• _Stated goal_
Quote the rows starting with the line that contains "donut-slice[interactable] <box>129 841" and going on through the line that contains "bar[interactable] <box>1191 568", both included.

• _Dataset content_
▬▬▬▬▬▬

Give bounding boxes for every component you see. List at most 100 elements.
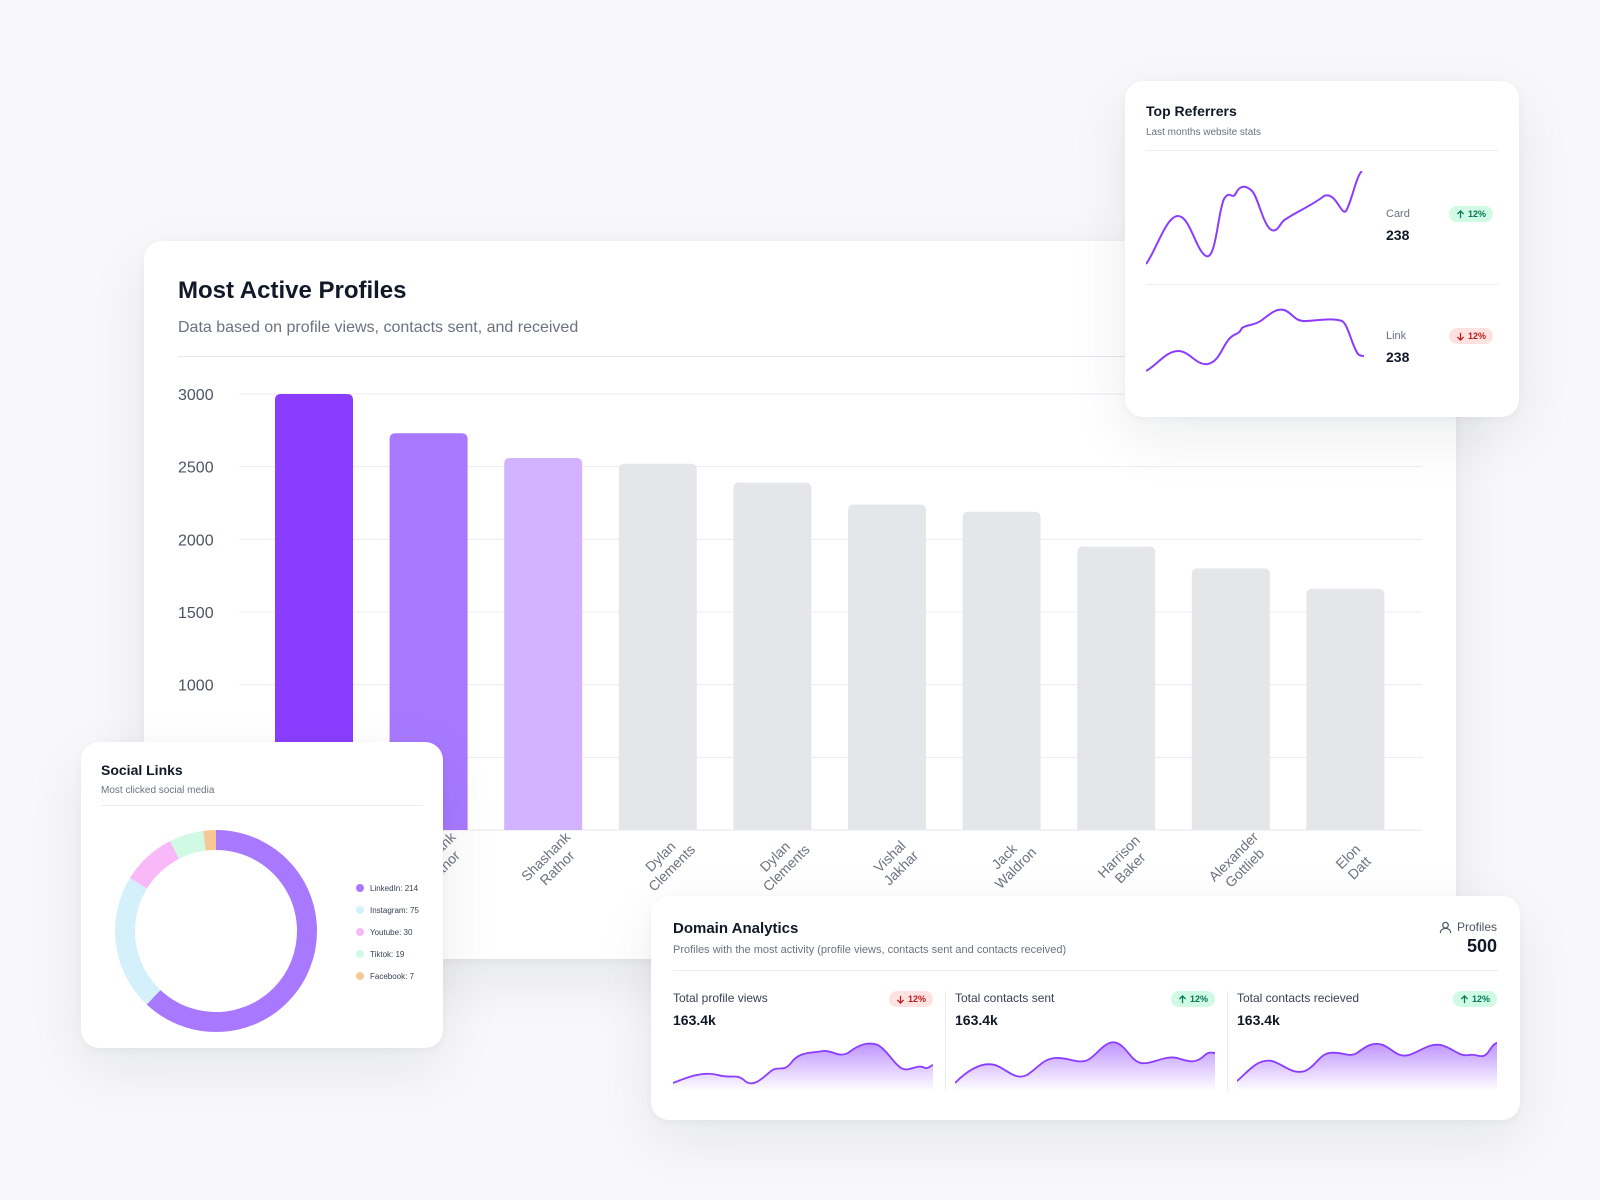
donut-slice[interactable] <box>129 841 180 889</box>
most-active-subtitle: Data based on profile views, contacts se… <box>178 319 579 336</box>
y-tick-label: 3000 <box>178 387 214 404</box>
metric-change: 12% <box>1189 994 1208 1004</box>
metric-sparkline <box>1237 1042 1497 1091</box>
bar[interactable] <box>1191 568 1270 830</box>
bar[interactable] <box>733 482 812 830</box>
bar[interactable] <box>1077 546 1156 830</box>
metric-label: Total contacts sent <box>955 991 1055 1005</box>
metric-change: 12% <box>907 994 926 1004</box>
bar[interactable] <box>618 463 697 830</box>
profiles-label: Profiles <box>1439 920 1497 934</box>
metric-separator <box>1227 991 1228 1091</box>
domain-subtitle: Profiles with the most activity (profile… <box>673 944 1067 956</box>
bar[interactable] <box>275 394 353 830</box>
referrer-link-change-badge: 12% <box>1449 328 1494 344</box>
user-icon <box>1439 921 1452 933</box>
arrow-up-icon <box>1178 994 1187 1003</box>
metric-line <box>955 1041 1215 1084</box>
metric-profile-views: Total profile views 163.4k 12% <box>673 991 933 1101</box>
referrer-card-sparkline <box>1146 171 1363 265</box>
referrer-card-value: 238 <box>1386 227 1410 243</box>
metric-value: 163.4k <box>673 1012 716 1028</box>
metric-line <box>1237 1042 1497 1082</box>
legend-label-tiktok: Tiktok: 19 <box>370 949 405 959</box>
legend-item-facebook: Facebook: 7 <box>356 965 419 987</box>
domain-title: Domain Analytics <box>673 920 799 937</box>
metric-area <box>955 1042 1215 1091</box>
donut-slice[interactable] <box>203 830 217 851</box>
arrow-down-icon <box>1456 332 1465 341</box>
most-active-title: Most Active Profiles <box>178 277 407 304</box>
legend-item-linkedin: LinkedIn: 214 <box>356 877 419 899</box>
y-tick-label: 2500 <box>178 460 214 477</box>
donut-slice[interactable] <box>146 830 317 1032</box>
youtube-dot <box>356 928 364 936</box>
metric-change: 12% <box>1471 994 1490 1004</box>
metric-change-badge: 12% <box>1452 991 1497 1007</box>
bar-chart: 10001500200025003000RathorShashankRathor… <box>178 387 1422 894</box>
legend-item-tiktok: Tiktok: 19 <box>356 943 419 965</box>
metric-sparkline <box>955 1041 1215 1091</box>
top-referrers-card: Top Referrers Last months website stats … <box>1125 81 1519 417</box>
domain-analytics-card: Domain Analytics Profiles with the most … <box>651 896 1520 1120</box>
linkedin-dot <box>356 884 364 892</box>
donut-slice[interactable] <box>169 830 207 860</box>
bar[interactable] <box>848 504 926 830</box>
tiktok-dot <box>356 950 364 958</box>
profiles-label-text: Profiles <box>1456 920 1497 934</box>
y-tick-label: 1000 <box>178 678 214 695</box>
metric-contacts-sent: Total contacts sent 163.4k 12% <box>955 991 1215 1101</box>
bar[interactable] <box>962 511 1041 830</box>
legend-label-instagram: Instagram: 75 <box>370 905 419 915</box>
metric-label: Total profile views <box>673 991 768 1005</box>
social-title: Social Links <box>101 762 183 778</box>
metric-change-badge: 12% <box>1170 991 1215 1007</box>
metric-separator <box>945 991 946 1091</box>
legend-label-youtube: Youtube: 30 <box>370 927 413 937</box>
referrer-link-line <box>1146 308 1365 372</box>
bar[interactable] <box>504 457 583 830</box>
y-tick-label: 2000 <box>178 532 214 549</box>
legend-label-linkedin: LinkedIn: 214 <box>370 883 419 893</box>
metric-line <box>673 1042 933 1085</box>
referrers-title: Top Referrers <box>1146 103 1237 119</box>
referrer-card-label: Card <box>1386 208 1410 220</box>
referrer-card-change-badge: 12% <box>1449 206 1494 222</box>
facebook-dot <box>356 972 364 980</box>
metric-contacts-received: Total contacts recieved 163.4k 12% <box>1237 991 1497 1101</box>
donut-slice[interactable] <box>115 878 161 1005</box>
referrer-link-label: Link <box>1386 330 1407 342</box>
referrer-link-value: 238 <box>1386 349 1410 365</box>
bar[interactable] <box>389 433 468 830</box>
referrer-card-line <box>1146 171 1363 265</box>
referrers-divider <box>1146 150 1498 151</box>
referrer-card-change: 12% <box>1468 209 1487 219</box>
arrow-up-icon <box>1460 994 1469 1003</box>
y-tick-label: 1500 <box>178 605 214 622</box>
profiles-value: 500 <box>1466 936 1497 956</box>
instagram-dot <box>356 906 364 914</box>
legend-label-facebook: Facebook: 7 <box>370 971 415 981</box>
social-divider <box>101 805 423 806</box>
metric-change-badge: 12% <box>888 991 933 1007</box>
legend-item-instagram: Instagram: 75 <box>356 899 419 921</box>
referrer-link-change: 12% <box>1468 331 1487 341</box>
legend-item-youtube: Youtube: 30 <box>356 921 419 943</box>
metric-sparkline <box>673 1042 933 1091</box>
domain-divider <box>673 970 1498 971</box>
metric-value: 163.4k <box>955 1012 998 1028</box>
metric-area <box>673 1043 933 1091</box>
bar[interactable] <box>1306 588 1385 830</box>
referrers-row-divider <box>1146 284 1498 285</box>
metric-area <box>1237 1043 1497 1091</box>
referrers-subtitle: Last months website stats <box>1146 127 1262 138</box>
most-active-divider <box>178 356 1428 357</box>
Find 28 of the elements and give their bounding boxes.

▬▬▬▬▬▬

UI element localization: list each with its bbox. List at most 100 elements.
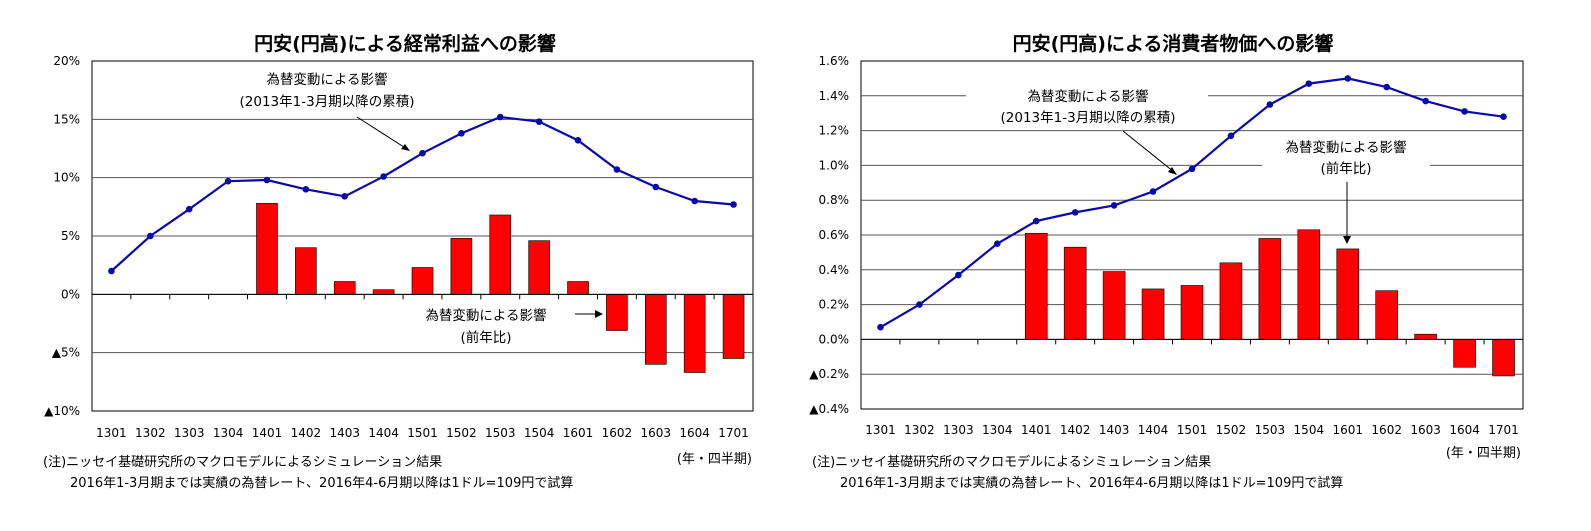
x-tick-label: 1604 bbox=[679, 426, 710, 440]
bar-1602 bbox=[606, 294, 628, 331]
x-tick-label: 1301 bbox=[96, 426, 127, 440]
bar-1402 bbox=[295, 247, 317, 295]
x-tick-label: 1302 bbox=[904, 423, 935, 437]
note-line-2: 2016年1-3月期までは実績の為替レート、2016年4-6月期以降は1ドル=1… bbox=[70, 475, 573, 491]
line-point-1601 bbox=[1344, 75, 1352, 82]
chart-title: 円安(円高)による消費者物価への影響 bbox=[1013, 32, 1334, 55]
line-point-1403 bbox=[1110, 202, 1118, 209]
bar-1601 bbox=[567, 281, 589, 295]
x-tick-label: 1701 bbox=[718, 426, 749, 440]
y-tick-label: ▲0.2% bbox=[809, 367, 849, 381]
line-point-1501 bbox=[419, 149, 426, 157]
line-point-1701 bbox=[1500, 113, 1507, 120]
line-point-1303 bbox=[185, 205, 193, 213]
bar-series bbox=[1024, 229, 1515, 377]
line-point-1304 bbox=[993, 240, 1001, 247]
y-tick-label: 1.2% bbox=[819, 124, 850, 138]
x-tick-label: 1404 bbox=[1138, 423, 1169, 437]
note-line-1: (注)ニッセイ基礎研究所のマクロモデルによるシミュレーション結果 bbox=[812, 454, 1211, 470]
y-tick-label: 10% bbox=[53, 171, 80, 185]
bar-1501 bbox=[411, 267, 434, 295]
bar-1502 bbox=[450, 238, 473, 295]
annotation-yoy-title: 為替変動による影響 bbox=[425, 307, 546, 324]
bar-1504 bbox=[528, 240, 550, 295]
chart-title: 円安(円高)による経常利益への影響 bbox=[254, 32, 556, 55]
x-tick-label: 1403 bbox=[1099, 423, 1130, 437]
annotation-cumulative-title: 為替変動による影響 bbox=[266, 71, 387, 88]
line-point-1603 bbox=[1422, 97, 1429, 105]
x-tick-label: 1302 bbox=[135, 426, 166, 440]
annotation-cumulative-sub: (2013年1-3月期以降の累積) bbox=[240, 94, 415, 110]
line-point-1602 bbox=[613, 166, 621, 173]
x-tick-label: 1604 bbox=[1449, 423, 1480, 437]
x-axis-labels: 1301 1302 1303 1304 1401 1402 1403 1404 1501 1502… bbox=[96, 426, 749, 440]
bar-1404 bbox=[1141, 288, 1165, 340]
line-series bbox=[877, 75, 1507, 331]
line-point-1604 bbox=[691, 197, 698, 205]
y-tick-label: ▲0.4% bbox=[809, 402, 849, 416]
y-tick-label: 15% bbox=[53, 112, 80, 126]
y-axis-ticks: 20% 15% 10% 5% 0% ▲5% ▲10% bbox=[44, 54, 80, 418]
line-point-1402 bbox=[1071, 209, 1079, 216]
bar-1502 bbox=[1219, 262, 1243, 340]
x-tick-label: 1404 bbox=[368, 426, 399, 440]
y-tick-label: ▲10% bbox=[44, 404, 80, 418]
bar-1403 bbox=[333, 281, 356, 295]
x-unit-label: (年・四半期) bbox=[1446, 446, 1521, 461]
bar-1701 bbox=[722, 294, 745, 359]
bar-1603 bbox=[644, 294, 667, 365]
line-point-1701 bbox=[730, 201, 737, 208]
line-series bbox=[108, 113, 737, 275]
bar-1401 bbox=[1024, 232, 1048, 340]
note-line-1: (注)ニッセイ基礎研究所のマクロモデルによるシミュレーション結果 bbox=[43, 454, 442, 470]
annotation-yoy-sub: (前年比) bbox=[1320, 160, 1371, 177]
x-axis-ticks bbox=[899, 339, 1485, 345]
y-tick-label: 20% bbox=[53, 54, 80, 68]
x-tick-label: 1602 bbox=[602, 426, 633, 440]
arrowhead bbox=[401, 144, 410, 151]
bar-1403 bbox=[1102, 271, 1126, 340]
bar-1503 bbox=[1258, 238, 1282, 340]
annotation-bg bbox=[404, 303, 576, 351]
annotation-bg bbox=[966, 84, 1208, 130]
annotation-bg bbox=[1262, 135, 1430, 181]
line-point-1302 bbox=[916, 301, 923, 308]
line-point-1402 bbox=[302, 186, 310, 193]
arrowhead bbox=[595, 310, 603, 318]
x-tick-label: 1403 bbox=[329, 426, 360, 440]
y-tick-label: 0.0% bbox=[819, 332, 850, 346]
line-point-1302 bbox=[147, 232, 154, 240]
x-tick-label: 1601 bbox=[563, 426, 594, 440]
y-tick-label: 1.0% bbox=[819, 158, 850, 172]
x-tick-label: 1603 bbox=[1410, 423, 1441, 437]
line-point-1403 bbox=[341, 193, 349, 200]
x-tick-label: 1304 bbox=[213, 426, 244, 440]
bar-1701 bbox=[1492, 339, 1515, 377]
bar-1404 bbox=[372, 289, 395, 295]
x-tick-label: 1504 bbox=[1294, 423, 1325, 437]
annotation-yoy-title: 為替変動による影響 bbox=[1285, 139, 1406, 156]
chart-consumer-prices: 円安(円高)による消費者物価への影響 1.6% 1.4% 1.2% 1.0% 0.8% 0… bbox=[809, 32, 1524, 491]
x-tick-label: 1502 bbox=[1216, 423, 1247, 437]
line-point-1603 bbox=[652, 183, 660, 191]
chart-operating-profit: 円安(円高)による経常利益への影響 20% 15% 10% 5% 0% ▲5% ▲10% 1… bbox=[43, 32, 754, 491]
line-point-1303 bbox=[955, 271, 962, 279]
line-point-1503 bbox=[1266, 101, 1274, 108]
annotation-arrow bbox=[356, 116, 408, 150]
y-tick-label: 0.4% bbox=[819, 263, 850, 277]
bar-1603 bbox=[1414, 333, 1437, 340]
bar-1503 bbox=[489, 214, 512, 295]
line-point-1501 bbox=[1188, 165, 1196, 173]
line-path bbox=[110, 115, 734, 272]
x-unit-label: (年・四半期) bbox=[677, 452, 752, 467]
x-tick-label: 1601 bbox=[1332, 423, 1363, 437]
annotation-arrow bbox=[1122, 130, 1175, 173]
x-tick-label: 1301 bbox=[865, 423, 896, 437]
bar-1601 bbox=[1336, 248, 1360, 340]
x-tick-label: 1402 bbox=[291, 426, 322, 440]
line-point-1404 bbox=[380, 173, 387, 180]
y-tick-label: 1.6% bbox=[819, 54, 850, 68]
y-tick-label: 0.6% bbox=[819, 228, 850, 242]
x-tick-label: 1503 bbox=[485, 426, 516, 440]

▬▬▬▬▬▬

• _Final result_
donut-slice[interactable] <box>129 841 180 889</box>
most-active-subtitle: Data based on profile views, contacts se… <box>178 319 579 336</box>
y-tick-label: 3000 <box>178 387 214 404</box>
metric-change: 12% <box>1189 994 1208 1004</box>
metric-sparkline <box>1237 1042 1497 1091</box>
bar[interactable] <box>1191 568 1270 830</box>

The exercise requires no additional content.